### Task prompt:
Print every one of the following lines without changing anything in them.

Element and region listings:
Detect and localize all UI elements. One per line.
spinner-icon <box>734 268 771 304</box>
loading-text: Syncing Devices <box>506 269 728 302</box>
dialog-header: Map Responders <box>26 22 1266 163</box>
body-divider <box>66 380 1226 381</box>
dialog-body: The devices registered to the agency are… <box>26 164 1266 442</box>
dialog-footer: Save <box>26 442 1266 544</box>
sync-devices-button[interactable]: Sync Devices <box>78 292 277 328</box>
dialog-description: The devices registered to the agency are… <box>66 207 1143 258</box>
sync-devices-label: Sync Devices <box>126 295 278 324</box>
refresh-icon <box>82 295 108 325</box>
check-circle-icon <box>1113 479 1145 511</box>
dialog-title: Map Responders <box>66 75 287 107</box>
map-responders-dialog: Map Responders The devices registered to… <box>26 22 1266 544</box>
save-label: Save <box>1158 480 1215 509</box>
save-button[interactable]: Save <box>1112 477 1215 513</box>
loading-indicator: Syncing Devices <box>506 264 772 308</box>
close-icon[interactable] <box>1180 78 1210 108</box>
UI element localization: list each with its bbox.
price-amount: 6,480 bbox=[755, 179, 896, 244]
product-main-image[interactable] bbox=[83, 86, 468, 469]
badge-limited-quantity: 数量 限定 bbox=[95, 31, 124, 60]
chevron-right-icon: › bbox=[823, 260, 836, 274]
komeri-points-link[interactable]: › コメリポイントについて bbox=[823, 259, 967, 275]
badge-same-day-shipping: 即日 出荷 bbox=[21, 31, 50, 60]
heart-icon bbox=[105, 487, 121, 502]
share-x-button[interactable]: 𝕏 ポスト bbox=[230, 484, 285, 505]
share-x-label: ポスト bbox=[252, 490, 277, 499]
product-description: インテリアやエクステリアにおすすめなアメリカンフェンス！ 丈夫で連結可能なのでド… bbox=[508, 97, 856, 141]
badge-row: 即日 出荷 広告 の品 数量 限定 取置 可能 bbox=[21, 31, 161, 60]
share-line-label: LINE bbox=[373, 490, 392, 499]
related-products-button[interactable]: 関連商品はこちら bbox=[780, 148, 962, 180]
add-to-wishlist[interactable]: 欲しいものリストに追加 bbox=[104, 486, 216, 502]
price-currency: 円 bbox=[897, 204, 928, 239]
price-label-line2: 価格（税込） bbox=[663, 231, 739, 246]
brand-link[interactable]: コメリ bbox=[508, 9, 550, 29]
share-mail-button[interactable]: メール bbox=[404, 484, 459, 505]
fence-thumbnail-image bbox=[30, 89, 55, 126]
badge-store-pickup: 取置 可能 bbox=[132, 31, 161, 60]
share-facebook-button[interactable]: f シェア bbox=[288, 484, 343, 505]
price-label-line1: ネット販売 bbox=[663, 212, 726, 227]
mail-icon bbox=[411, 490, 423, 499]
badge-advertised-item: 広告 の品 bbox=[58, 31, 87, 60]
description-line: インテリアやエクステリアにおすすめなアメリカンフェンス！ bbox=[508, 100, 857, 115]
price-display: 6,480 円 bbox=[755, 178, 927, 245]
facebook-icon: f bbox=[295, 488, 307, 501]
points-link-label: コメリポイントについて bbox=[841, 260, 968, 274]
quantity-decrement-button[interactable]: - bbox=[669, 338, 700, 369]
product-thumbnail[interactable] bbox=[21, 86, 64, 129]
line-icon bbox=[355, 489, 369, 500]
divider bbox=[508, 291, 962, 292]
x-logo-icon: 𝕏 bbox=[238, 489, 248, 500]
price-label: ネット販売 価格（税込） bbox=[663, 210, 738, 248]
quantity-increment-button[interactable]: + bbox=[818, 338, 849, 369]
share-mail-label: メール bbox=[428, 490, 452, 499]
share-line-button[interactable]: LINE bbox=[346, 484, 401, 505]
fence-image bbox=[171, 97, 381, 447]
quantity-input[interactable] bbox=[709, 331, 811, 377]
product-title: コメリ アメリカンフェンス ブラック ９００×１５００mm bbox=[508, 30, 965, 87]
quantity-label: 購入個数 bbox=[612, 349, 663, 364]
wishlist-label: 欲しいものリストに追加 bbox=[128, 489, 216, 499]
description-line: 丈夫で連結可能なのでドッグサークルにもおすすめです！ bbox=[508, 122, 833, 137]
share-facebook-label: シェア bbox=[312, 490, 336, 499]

### Output below:
Detect and localize all UI elements. One per line.
spinner-icon <box>734 268 771 304</box>
loading-text: Syncing Devices <box>506 269 728 302</box>
dialog-header: Map Responders <box>26 22 1266 163</box>
body-divider <box>66 380 1226 381</box>
dialog-body: The devices registered to the agency are… <box>26 164 1266 442</box>
dialog-footer: Save <box>26 442 1266 544</box>
sync-devices-button[interactable]: Sync Devices <box>78 292 277 328</box>
dialog-description: The devices registered to the agency are… <box>66 207 1143 258</box>
sync-devices-label: Sync Devices <box>126 295 278 324</box>
refresh-icon <box>82 295 108 325</box>
check-circle-icon <box>1113 479 1145 511</box>
dialog-title: Map Responders <box>66 75 287 107</box>
map-responders-dialog: Map Responders The devices registered to… <box>26 22 1266 544</box>
save-label: Save <box>1158 480 1215 509</box>
save-button[interactable]: Save <box>1112 477 1215 513</box>
loading-indicator: Syncing Devices <box>506 264 772 308</box>
close-icon[interactable] <box>1180 78 1210 108</box>
UI element localization: list each with its bbox.
price-amount: 6,480 bbox=[755, 179, 896, 244]
product-main-image[interactable] bbox=[83, 86, 468, 469]
badge-limited-quantity: 数量 限定 bbox=[95, 31, 124, 60]
chevron-right-icon: › bbox=[823, 260, 836, 274]
komeri-points-link[interactable]: › コメリポイントについて bbox=[823, 259, 967, 275]
badge-same-day-shipping: 即日 出荷 bbox=[21, 31, 50, 60]
heart-icon bbox=[105, 487, 121, 502]
share-x-button[interactable]: 𝕏 ポスト bbox=[230, 484, 285, 505]
share-x-label: ポスト bbox=[252, 490, 277, 499]
product-description: インテリアやエクステリアにおすすめなアメリカンフェンス！ 丈夫で連結可能なのでド… bbox=[508, 97, 856, 141]
badge-row: 即日 出荷 広告 の品 数量 限定 取置 可能 bbox=[21, 31, 161, 60]
share-line-label: LINE bbox=[373, 490, 392, 499]
related-products-button[interactable]: 関連商品はこちら bbox=[780, 148, 962, 180]
add-to-wishlist[interactable]: 欲しいものリストに追加 bbox=[104, 486, 216, 502]
price-currency: 円 bbox=[897, 204, 928, 239]
price-label-line2: 価格（税込） bbox=[663, 231, 739, 246]
brand-link[interactable]: コメリ bbox=[508, 9, 550, 29]
share-mail-button[interactable]: メール bbox=[404, 484, 459, 505]
fence-thumbnail-image bbox=[30, 89, 55, 126]
badge-store-pickup: 取置 可能 bbox=[132, 31, 161, 60]
share-facebook-button[interactable]: f シェア bbox=[288, 484, 343, 505]
price-label-line1: ネット販売 bbox=[663, 212, 726, 227]
mail-icon bbox=[411, 490, 423, 499]
badge-advertised-item: 広告 の品 bbox=[58, 31, 87, 60]
description-line: インテリアやエクステリアにおすすめなアメリカンフェンス！ bbox=[508, 100, 857, 115]
price-display: 6,480 円 bbox=[755, 178, 927, 245]
facebook-icon: f bbox=[295, 488, 307, 501]
points-link-label: コメリポイントについて bbox=[841, 260, 968, 274]
quantity-decrement-button[interactable]: - bbox=[669, 338, 700, 369]
product-thumbnail[interactable] bbox=[21, 86, 64, 129]
line-icon bbox=[355, 489, 369, 500]
divider bbox=[508, 291, 962, 292]
x-logo-icon: 𝕏 bbox=[238, 489, 248, 500]
price-label: ネット販売 価格（税込） bbox=[663, 210, 738, 248]
quantity-increment-button[interactable]: + bbox=[818, 338, 849, 369]
share-mail-label: メール bbox=[428, 490, 452, 499]
share-line-button[interactable]: LINE bbox=[346, 484, 401, 505]
fence-image bbox=[171, 97, 381, 447]
quantity-input[interactable] bbox=[709, 331, 811, 377]
product-title: コメリ アメリカンフェンス ブラック ９００×１５００mm bbox=[508, 30, 965, 87]
quantity-label: 購入個数 bbox=[612, 349, 663, 364]
wishlist-label: 欲しいものリストに追加 bbox=[128, 489, 216, 499]
description-line: 丈夫で連結可能なのでドッグサークルにもおすすめです！ bbox=[508, 122, 833, 137]
share-facebook-label: シェア bbox=[312, 490, 336, 499]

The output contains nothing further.